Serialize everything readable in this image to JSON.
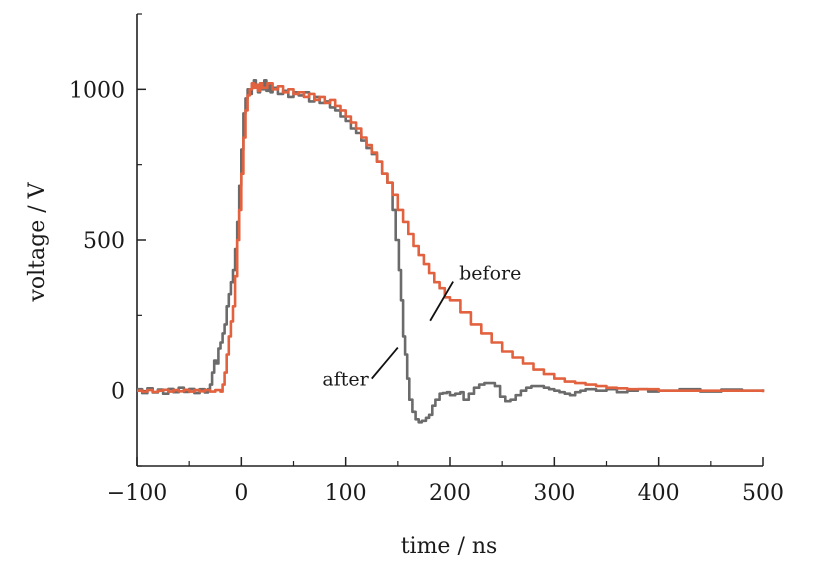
{
  "chart_data": {
    "type": "line",
    "xlabel": "time / ns",
    "ylabel": "voltage / V",
    "xlim": [
      -100,
      500
    ],
    "ylim": [
      -250,
      1250
    ],
    "x_ticks": [
      -100,
      0,
      100,
      200,
      300,
      400,
      500
    ],
    "x_tick_labels": [
      "−100",
      "0",
      "100",
      "200",
      "300",
      "400",
      "500"
    ],
    "y_ticks": [
      0,
      500,
      1000
    ],
    "y_tick_labels": [
      "0",
      "500",
      "1000"
    ],
    "grid": false,
    "legend": "none",
    "series": [
      {
        "name": "after",
        "color": "#6b6b6b",
        "points": [
          [
            -100,
            5
          ],
          [
            -95,
            -8
          ],
          [
            -90,
            8
          ],
          [
            -85,
            -6
          ],
          [
            -80,
            4
          ],
          [
            -75,
            -10
          ],
          [
            -70,
            6
          ],
          [
            -65,
            -5
          ],
          [
            -60,
            10
          ],
          [
            -55,
            -4
          ],
          [
            -50,
            6
          ],
          [
            -45,
            -8
          ],
          [
            -40,
            5
          ],
          [
            -35,
            -6
          ],
          [
            -32,
            5
          ],
          [
            -30,
            20
          ],
          [
            -28,
            60
          ],
          [
            -26,
            100
          ],
          [
            -24,
            90
          ],
          [
            -22,
            140
          ],
          [
            -20,
            160
          ],
          [
            -18,
            190
          ],
          [
            -16,
            220
          ],
          [
            -14,
            280
          ],
          [
            -12,
            320
          ],
          [
            -10,
            360
          ],
          [
            -8,
            400
          ],
          [
            -6,
            470
          ],
          [
            -4,
            560
          ],
          [
            -2,
            680
          ],
          [
            0,
            800
          ],
          [
            2,
            920
          ],
          [
            4,
            970
          ],
          [
            6,
            1000
          ],
          [
            8,
            985
          ],
          [
            10,
            1005
          ],
          [
            12,
            1030
          ],
          [
            14,
            1010
          ],
          [
            16,
            990
          ],
          [
            18,
            1020
          ],
          [
            20,
            1000
          ],
          [
            22,
            1030
          ],
          [
            24,
            995
          ],
          [
            26,
            1015
          ],
          [
            28,
            990
          ],
          [
            30,
            1005
          ],
          [
            35,
            985
          ],
          [
            40,
            995
          ],
          [
            45,
            975
          ],
          [
            50,
            990
          ],
          [
            55,
            980
          ],
          [
            60,
            990
          ],
          [
            65,
            960
          ],
          [
            70,
            975
          ],
          [
            75,
            955
          ],
          [
            80,
            960
          ],
          [
            85,
            940
          ],
          [
            90,
            930
          ],
          [
            95,
            910
          ],
          [
            100,
            895
          ],
          [
            105,
            870
          ],
          [
            110,
            855
          ],
          [
            115,
            830
          ],
          [
            120,
            805
          ],
          [
            125,
            785
          ],
          [
            130,
            760
          ],
          [
            135,
            720
          ],
          [
            140,
            690
          ],
          [
            145,
            600
          ],
          [
            148,
            500
          ],
          [
            151,
            400
          ],
          [
            153,
            300
          ],
          [
            155,
            180
          ],
          [
            157,
            120
          ],
          [
            159,
            40
          ],
          [
            161,
            -30
          ],
          [
            164,
            -70
          ],
          [
            167,
            -95
          ],
          [
            170,
            -105
          ],
          [
            173,
            -100
          ],
          [
            177,
            -90
          ],
          [
            180,
            -80
          ],
          [
            183,
            -50
          ],
          [
            186,
            -30
          ],
          [
            190,
            -10
          ],
          [
            193,
            -8
          ],
          [
            197,
            -5
          ],
          [
            200,
            -15
          ],
          [
            205,
            -10
          ],
          [
            210,
            -5
          ],
          [
            213,
            -30
          ],
          [
            218,
            -10
          ],
          [
            223,
            10
          ],
          [
            228,
            20
          ],
          [
            233,
            25
          ],
          [
            238,
            25
          ],
          [
            243,
            15
          ],
          [
            248,
            -20
          ],
          [
            253,
            -35
          ],
          [
            258,
            -30
          ],
          [
            263,
            -15
          ],
          [
            268,
            0
          ],
          [
            273,
            10
          ],
          [
            278,
            15
          ],
          [
            283,
            15
          ],
          [
            290,
            10
          ],
          [
            295,
            5
          ],
          [
            300,
            0
          ],
          [
            305,
            -5
          ],
          [
            310,
            -10
          ],
          [
            315,
            -15
          ],
          [
            320,
            -5
          ],
          [
            325,
            0
          ],
          [
            330,
            5
          ],
          [
            340,
            0
          ],
          [
            350,
            5
          ],
          [
            360,
            -5
          ],
          [
            370,
            0
          ],
          [
            380,
            5
          ],
          [
            390,
            -3
          ],
          [
            400,
            0
          ],
          [
            420,
            5
          ],
          [
            440,
            -3
          ],
          [
            460,
            4
          ],
          [
            480,
            0
          ],
          [
            500,
            5
          ]
        ]
      },
      {
        "name": "before",
        "color": "#e2623f",
        "points": [
          [
            -100,
            0
          ],
          [
            -95,
            -3
          ],
          [
            -90,
            2
          ],
          [
            -85,
            -4
          ],
          [
            -80,
            0
          ],
          [
            -75,
            3
          ],
          [
            -70,
            -3
          ],
          [
            -65,
            2
          ],
          [
            -60,
            -2
          ],
          [
            -55,
            3
          ],
          [
            -50,
            -3
          ],
          [
            -45,
            2
          ],
          [
            -40,
            -2
          ],
          [
            -35,
            2
          ],
          [
            -30,
            -3
          ],
          [
            -25,
            2
          ],
          [
            -20,
            -3
          ],
          [
            -18,
            20
          ],
          [
            -16,
            60
          ],
          [
            -14,
            120
          ],
          [
            -12,
            180
          ],
          [
            -10,
            230
          ],
          [
            -8,
            280
          ],
          [
            -6,
            380
          ],
          [
            -4,
            500
          ],
          [
            -2,
            600
          ],
          [
            0,
            720
          ],
          [
            2,
            840
          ],
          [
            4,
            930
          ],
          [
            6,
            980
          ],
          [
            8,
            1000
          ],
          [
            10,
            1020
          ],
          [
            12,
            1005
          ],
          [
            14,
            1015
          ],
          [
            16,
            995
          ],
          [
            18,
            1020
          ],
          [
            20,
            1005
          ],
          [
            25,
            1020
          ],
          [
            30,
            1000
          ],
          [
            35,
            1010
          ],
          [
            40,
            990
          ],
          [
            45,
            1000
          ],
          [
            50,
            985
          ],
          [
            55,
            990
          ],
          [
            60,
            975
          ],
          [
            65,
            985
          ],
          [
            70,
            965
          ],
          [
            75,
            975
          ],
          [
            80,
            955
          ],
          [
            85,
            965
          ],
          [
            90,
            945
          ],
          [
            95,
            930
          ],
          [
            100,
            910
          ],
          [
            105,
            890
          ],
          [
            110,
            870
          ],
          [
            115,
            840
          ],
          [
            120,
            815
          ],
          [
            125,
            790
          ],
          [
            130,
            760
          ],
          [
            135,
            720
          ],
          [
            140,
            690
          ],
          [
            145,
            650
          ],
          [
            150,
            600
          ],
          [
            155,
            560
          ],
          [
            160,
            520
          ],
          [
            165,
            480
          ],
          [
            170,
            450
          ],
          [
            175,
            420
          ],
          [
            180,
            390
          ],
          [
            185,
            360
          ],
          [
            190,
            340
          ],
          [
            195,
            310
          ],
          [
            200,
            300
          ],
          [
            210,
            260
          ],
          [
            220,
            220
          ],
          [
            230,
            190
          ],
          [
            240,
            160
          ],
          [
            250,
            130
          ],
          [
            260,
            110
          ],
          [
            270,
            90
          ],
          [
            280,
            70
          ],
          [
            290,
            55
          ],
          [
            300,
            40
          ],
          [
            310,
            30
          ],
          [
            320,
            25
          ],
          [
            330,
            20
          ],
          [
            340,
            15
          ],
          [
            350,
            10
          ],
          [
            360,
            8
          ],
          [
            370,
            5
          ],
          [
            380,
            5
          ],
          [
            400,
            0
          ],
          [
            420,
            0
          ],
          [
            440,
            0
          ],
          [
            460,
            0
          ],
          [
            480,
            0
          ],
          [
            500,
            -5
          ]
        ]
      }
    ],
    "annotations": [
      {
        "text": "after",
        "series": "after",
        "from": [
          150,
          143
        ],
        "to": [
          125,
          40
        ]
      },
      {
        "text": "before",
        "series": "before",
        "from": [
          181,
          232
        ],
        "to": [
          203,
          362
        ]
      }
    ]
  }
}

### Problem
For each line above that contains the word "before", copy that line.

### Finished answer
        "name": "before",
        "text": "before",
        "series": "before",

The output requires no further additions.